* Exercise task
For each line below that includes the word "Hosain", make a copy.

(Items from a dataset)
--- Start ---

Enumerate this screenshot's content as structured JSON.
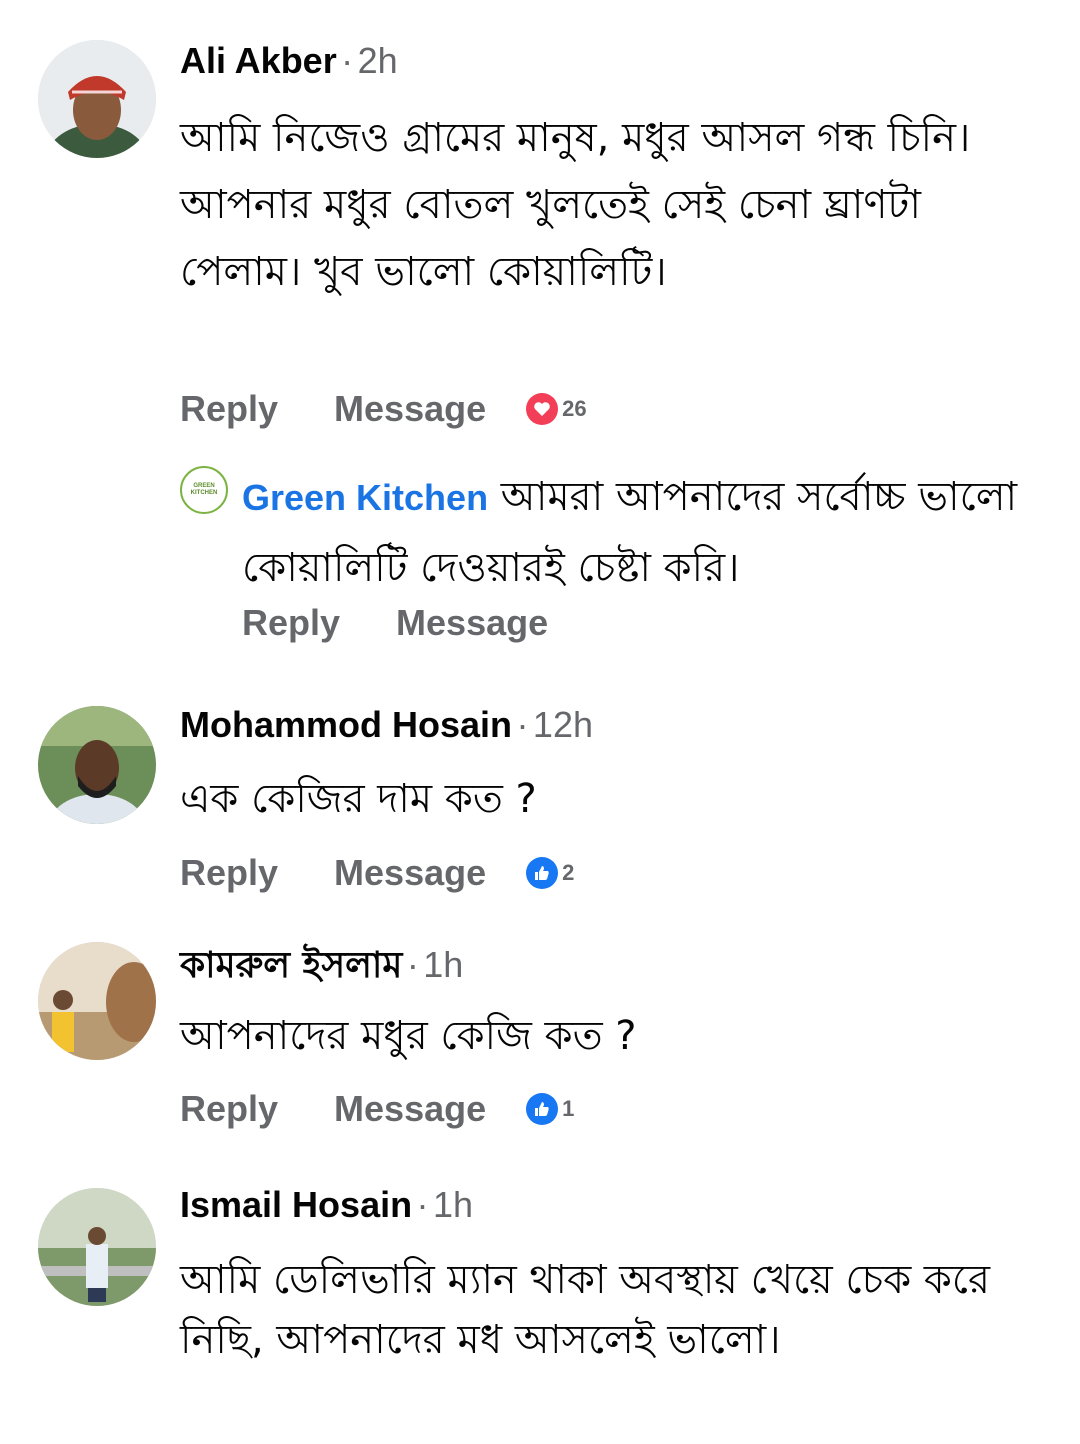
{
  "comments": [
    {
      "author": "Ali Akber",
      "separator": "·",
      "time": "2h",
      "text": "আমি নিজেও গ্রামের মানুষ, মধুর আসল গন্ধ চিনি। আপনার মধুর বোতল খুলতেই সেই চেনা ঘ্রাণটা পেলাম। খুব ভালো কোয়ালিটি।",
      "reply_label": "Reply",
      "message_label": "Message",
      "reaction": {
        "type": "heart-icon",
        "count": "26",
        "color": "#f33e58"
      },
      "page_reply": {
        "page_name": "Green Kitchen",
        "logo_text": "GREEN KITCHEN",
        "text": "আমরা আপনাদের সর্বোচ্চ ভালো কোয়ালিটি দেওয়ারই চেষ্টা করি।",
        "reply_label": "Reply",
        "message_label": "Message"
      }
    },
    {
      "author": "Mohammod Hosain",
      "separator": "·",
      "time": "12h",
      "text": "এক কেজির দাম কত ?",
      "reply_label": "Reply",
      "message_label": "Message",
      "reaction": {
        "type": "like-icon",
        "count": "2",
        "color": "#1877f2"
      }
    },
    {
      "author": "কামরুল ইসলাম",
      "separator": "·",
      "time": "1h",
      "text": "আপনাদের মধুর কেজি কত ?",
      "reply_label": "Reply",
      "message_label": "Message",
      "reaction": {
        "type": "like-icon",
        "count": "1",
        "color": "#1877f2"
      }
    },
    {
      "author": "Ismail Hosain",
      "separator": "·",
      "time": "1h",
      "text": "আমি ডেলিভারি ম্যান থাকা অবস্থায় খেয়ে চেক করে নিছি, আপনাদের মধ আসলেই ভালো।"
    }
  ]
}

--- End ---

* Exercise answer
      "author": "Mohammod Hosain",
      "author": "Ismail Hosain",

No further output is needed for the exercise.